Given task – The data must be returned in full and exactly as given.

Dataset records –
* * *
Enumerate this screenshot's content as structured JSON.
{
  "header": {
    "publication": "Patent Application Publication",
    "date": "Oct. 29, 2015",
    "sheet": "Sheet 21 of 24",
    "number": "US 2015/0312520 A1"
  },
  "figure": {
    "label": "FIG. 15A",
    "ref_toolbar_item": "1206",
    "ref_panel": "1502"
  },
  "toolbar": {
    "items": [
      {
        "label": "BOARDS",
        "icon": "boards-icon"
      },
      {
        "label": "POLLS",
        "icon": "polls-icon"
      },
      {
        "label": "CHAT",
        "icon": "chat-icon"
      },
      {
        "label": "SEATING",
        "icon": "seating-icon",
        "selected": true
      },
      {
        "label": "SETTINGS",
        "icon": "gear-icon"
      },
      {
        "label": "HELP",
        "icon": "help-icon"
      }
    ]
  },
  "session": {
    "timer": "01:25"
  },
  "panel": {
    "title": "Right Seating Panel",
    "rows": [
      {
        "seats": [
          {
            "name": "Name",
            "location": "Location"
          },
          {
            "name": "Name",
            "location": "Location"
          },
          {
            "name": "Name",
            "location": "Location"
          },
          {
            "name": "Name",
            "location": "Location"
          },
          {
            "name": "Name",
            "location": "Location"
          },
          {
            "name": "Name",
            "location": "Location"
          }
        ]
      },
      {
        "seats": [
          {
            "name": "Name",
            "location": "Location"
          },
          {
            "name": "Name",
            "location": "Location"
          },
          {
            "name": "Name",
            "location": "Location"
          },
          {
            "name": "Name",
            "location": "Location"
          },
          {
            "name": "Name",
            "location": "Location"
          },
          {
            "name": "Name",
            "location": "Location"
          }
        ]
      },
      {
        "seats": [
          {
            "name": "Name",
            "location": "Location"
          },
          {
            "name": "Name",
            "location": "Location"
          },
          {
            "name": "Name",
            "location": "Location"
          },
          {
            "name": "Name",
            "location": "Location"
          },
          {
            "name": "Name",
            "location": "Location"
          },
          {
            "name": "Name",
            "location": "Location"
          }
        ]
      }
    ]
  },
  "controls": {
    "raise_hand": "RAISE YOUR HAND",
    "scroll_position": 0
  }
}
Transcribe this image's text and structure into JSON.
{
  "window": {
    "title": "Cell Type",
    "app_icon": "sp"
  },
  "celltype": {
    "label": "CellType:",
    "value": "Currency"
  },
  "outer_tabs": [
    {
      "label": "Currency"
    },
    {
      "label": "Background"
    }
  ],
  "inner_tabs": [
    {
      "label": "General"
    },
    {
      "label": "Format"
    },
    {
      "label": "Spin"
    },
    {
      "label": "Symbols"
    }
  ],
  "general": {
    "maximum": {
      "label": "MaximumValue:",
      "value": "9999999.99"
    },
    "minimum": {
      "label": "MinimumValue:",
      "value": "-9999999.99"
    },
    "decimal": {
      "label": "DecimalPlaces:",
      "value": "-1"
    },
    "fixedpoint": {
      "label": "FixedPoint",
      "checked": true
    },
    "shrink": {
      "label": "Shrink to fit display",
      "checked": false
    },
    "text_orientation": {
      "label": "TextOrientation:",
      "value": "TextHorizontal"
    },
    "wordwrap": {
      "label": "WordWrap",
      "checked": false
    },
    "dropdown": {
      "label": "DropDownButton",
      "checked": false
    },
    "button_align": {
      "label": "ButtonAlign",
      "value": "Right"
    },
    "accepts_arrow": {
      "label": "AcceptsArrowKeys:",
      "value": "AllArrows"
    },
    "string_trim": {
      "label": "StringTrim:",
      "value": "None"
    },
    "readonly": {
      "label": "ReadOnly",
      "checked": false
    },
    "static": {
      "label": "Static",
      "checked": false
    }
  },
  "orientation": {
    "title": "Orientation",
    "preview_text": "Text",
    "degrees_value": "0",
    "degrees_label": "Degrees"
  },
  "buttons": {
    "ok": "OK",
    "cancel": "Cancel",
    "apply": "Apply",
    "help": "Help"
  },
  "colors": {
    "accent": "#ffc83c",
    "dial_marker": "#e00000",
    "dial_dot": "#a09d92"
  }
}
* * *
Response to this exercise –
Enumerate this screenshot's content as structured JSON.
{
  "header": {
    "publication": "Patent Application Publication",
    "date": "Oct. 29, 2015",
    "sheet": "Sheet 21 of 24",
    "number": "US 2015/0312520 A1"
  },
  "figure": {
    "label": "FIG. 15A",
    "ref_toolbar_item": "1206",
    "ref_panel": "1502"
  },
  "toolbar": {
    "items": [
      {
        "label": "BOARDS",
        "icon": "boards-icon"
      },
      {
        "label": "POLLS",
        "icon": "polls-icon"
      },
      {
        "label": "CHAT",
        "icon": "chat-icon"
      },
      {
        "label": "SEATING",
        "icon": "seating-icon",
        "selected": true
      },
      {
        "label": "SETTINGS",
        "icon": "gear-icon"
      },
      {
        "label": "HELP",
        "icon": "help-icon"
      }
    ]
  },
  "session": {
    "timer": "01:25"
  },
  "panel": {
    "title": "Right Seating Panel",
    "rows": [
      {
        "seats": [
          {
            "name": "Name",
            "location": "Location"
          },
          {
            "name": "Name",
            "location": "Location"
          },
          {
            "name": "Name",
            "location": "Location"
          },
          {
            "name": "Name",
            "location": "Location"
          },
          {
            "name": "Name",
            "location": "Location"
          },
          {
            "name": "Name",
            "location": "Location"
          }
        ]
      },
      {
        "seats": [
          {
            "name": "Name",
            "location": "Location"
          },
          {
            "name": "Name",
            "location": "Location"
          },
          {
            "name": "Name",
            "location": "Location"
          },
          {
            "name": "Name",
            "location": "Location"
          },
          {
            "name": "Name",
            "location": "Location"
          },
          {
            "name": "Name",
            "location": "Location"
          }
        ]
      },
      {
        "seats": [
          {
            "name": "Name",
            "location": "Location"
          },
          {
            "name": "Name",
            "location": "Location"
          },
          {
            "name": "Name",
            "location": "Location"
          },
          {
            "name": "Name",
            "location": "Location"
          },
          {
            "name": "Name",
            "location": "Location"
          },
          {
            "name": "Name",
            "location": "Location"
          }
        ]
      }
    ]
  },
  "controls": {
    "raise_hand": "RAISE YOUR HAND",
    "scroll_position": 0
  }
}
Transcribe this image's text and structure into JSON.
{
  "window": {
    "title": "Cell Type",
    "app_icon": "sp"
  },
  "celltype": {
    "label": "CellType:",
    "value": "Currency"
  },
  "outer_tabs": [
    {
      "label": "Currency"
    },
    {
      "label": "Background"
    }
  ],
  "inner_tabs": [
    {
      "label": "General"
    },
    {
      "label": "Format"
    },
    {
      "label": "Spin"
    },
    {
      "label": "Symbols"
    }
  ],
  "general": {
    "maximum": {
      "label": "MaximumValue:",
      "value": "9999999.99"
    },
    "minimum": {
      "label": "MinimumValue:",
      "value": "-9999999.99"
    },
    "decimal": {
      "label": "DecimalPlaces:",
      "value": "-1"
    },
    "fixedpoint": {
      "label": "FixedPoint",
      "checked": true
    },
    "shrink": {
      "label": "Shrink to fit display",
      "checked": false
    },
    "text_orientation": {
      "label": "TextOrientation:",
      "value": "TextHorizontal"
    },
    "wordwrap": {
      "label": "WordWrap",
      "checked": false
    },
    "dropdown": {
      "label": "DropDownButton",
      "checked": false
    },
    "button_align": {
      "label": "ButtonAlign",
      "value": "Right"
    },
    "accepts_arrow": {
      "label": "AcceptsArrowKeys:",
      "value": "AllArrows"
    },
    "string_trim": {
      "label": "StringTrim:",
      "value": "None"
    },
    "readonly": {
      "label": "ReadOnly",
      "checked": false
    },
    "static": {
      "label": "Static",
      "checked": false
    }
  },
  "orientation": {
    "title": "Orientation",
    "preview_text": "Text",
    "degrees_value": "0",
    "degrees_label": "Degrees"
  },
  "buttons": {
    "ok": "OK",
    "cancel": "Cancel",
    "apply": "Apply",
    "help": "Help"
  },
  "colors": {
    "accent": "#ffc83c",
    "dial_marker": "#e00000",
    "dial_dot": "#a09d92"
  }
}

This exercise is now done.